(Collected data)
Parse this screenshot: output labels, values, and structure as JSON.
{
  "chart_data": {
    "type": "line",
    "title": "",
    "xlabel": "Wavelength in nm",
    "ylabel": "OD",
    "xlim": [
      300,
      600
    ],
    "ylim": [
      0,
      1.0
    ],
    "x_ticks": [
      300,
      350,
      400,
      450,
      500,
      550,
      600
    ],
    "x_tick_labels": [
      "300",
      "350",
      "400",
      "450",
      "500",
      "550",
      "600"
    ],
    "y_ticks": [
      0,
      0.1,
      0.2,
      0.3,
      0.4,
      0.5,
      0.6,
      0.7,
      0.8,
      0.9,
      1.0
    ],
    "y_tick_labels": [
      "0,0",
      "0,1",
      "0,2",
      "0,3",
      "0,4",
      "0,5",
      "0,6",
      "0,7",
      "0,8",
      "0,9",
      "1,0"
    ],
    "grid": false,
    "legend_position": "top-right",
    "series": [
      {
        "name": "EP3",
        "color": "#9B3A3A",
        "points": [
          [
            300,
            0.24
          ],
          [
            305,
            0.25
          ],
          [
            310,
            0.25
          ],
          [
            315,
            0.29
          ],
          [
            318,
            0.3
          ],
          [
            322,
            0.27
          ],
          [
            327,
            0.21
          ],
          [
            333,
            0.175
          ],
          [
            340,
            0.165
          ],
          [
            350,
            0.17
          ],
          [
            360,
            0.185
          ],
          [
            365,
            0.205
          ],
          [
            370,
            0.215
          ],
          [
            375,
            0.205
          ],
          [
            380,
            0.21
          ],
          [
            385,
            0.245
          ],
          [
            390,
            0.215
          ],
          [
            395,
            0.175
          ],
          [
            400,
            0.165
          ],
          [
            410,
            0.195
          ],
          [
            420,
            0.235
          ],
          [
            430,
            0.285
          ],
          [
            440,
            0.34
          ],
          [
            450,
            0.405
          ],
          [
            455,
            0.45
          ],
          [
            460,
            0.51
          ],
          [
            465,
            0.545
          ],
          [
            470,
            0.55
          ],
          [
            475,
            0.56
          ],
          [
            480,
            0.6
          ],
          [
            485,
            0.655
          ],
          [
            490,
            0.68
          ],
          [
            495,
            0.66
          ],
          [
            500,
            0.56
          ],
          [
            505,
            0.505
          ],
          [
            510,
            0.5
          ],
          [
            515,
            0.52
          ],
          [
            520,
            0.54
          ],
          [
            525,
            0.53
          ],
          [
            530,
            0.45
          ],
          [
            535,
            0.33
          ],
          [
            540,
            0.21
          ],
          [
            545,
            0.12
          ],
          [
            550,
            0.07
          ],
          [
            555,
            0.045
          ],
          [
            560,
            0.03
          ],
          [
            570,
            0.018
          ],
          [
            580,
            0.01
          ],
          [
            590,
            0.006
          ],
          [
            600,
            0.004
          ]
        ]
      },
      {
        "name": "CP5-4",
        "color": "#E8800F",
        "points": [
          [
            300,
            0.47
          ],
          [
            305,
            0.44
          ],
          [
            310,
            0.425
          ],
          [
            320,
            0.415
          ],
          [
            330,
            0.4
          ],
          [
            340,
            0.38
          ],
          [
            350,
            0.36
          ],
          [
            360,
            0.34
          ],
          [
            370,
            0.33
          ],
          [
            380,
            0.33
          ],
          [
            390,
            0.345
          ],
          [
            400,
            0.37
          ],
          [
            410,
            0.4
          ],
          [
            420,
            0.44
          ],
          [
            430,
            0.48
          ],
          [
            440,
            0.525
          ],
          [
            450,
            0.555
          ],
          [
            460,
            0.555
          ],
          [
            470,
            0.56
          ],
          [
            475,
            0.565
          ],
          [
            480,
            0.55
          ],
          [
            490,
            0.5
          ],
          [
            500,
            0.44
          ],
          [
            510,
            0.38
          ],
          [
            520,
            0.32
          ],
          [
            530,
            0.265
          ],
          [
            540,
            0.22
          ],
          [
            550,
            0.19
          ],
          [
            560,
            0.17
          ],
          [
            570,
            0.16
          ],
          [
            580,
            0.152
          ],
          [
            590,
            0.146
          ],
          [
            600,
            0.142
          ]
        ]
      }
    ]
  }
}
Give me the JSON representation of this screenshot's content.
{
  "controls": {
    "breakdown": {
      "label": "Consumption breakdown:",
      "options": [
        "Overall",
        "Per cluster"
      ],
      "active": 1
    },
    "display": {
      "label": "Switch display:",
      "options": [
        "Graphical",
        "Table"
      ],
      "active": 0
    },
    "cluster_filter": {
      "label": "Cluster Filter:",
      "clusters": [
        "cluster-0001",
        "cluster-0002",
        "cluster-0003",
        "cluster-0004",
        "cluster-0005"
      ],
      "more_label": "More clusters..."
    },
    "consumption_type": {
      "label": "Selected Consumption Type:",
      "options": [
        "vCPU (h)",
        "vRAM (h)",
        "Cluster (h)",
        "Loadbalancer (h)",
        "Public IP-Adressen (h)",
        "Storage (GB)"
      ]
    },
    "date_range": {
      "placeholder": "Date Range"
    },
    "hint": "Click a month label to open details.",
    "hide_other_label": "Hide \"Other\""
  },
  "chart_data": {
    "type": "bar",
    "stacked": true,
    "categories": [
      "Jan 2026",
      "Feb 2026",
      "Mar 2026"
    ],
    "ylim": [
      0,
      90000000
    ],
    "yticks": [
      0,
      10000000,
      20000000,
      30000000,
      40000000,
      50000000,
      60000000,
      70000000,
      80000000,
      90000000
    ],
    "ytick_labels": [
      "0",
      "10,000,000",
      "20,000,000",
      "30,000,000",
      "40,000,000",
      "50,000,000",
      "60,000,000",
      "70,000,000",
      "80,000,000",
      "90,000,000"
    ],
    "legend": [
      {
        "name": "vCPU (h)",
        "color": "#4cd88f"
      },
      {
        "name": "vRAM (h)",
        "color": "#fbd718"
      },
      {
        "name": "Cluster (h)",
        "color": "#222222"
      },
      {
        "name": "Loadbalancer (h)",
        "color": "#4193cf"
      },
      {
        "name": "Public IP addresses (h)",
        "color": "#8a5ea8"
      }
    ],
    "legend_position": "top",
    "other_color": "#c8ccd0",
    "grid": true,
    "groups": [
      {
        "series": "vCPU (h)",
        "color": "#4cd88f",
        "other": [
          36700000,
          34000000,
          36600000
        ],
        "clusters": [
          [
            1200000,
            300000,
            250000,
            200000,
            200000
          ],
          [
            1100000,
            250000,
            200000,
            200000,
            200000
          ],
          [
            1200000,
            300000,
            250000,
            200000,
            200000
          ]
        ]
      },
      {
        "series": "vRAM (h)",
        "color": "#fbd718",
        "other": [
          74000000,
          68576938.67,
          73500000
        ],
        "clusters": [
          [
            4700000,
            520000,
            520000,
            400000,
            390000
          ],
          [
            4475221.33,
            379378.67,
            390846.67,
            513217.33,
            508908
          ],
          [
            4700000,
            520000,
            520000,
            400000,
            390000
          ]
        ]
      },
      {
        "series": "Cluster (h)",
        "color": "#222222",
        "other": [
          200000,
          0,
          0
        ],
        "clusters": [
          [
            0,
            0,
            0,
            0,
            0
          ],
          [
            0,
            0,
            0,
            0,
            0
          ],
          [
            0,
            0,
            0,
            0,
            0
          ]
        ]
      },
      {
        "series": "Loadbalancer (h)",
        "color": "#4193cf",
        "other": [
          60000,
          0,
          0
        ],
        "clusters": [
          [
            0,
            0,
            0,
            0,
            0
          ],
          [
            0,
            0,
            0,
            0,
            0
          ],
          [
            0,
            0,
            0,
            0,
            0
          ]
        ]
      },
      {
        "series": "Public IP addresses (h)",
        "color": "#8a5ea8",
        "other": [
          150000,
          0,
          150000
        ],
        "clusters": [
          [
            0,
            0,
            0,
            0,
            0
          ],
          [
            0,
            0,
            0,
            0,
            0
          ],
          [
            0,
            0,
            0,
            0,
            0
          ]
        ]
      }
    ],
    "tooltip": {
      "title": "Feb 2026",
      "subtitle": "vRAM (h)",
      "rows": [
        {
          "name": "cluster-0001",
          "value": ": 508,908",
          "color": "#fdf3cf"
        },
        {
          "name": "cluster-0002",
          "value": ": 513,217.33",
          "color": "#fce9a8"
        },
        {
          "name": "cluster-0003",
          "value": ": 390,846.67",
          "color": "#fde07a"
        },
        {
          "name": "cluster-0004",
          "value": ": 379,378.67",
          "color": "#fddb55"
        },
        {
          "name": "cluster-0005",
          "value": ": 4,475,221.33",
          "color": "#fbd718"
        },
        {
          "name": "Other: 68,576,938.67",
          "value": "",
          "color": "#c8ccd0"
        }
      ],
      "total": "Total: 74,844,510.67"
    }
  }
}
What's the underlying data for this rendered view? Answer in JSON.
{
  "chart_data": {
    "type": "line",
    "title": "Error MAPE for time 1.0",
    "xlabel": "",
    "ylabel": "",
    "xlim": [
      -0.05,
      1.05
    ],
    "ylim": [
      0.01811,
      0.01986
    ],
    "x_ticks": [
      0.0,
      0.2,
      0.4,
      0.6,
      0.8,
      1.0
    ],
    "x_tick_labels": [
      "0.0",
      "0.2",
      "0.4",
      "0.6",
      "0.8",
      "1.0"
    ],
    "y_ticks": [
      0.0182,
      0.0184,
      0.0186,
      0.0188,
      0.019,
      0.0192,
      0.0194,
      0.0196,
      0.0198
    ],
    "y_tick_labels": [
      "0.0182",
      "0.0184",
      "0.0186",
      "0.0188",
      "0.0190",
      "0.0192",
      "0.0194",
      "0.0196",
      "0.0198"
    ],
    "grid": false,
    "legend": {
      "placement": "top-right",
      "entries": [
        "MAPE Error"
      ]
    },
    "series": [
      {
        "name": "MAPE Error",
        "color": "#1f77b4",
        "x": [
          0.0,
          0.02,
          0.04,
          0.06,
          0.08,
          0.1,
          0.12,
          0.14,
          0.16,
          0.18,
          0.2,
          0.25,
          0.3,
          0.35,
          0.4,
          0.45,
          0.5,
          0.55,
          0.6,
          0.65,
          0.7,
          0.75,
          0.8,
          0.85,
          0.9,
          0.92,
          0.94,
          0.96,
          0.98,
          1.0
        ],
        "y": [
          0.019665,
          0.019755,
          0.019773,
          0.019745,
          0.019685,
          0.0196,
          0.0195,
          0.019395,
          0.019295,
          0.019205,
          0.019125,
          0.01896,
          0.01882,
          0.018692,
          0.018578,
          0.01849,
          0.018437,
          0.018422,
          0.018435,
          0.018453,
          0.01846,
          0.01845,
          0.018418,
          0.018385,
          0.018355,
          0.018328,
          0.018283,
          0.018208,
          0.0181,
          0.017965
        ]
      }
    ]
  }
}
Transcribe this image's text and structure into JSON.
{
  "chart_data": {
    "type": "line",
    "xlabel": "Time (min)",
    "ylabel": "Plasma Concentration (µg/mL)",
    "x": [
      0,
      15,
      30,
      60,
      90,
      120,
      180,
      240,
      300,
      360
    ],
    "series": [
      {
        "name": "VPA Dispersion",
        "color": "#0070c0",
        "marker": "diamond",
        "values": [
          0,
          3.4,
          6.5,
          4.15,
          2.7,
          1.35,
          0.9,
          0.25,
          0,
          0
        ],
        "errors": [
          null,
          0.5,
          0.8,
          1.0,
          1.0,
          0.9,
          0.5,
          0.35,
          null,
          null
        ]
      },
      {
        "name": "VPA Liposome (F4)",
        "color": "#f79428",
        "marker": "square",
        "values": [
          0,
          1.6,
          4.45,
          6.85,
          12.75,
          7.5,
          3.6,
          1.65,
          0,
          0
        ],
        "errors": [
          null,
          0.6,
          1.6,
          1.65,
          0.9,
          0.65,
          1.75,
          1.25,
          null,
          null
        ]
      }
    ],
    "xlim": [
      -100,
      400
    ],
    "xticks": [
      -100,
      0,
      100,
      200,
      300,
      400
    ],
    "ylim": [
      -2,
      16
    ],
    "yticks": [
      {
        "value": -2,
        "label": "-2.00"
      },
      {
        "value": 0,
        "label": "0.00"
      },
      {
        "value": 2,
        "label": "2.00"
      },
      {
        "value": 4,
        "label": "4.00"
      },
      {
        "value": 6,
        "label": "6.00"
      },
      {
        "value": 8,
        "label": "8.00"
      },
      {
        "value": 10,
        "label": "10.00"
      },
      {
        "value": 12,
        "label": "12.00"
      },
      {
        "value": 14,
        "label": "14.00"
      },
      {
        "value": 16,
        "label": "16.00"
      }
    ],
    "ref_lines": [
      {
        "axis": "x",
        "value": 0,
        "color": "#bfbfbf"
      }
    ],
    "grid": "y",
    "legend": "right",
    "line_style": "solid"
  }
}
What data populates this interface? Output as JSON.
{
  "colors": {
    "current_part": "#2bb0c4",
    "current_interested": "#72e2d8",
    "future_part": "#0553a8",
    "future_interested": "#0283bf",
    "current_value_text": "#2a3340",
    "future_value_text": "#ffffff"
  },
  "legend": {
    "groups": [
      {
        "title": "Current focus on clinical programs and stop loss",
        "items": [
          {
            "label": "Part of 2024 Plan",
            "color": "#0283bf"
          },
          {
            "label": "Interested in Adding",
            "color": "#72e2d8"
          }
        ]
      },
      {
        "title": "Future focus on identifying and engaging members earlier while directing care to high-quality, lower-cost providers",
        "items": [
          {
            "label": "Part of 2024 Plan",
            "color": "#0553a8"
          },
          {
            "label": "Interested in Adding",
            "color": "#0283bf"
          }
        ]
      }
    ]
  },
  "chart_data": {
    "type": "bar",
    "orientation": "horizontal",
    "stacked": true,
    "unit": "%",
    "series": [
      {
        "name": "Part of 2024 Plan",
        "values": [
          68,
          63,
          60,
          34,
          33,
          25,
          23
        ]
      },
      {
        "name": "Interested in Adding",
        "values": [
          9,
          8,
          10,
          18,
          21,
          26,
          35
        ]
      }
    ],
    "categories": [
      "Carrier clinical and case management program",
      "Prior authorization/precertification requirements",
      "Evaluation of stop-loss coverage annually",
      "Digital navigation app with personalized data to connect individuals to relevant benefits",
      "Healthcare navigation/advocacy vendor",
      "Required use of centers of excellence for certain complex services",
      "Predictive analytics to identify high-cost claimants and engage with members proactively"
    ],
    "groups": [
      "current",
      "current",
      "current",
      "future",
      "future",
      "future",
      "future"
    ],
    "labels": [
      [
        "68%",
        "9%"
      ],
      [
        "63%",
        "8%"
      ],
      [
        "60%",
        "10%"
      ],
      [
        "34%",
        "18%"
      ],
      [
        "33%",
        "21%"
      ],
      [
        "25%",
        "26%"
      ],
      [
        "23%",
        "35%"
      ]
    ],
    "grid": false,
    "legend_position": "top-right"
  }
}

**Problem to solve**
All lines that include "Public" are to be gathered and copied.

**In response**
        "Public IP-Adressen (h)",
        "name": "Public IP addresses (h)",
        "series": "Public IP addresses (h)",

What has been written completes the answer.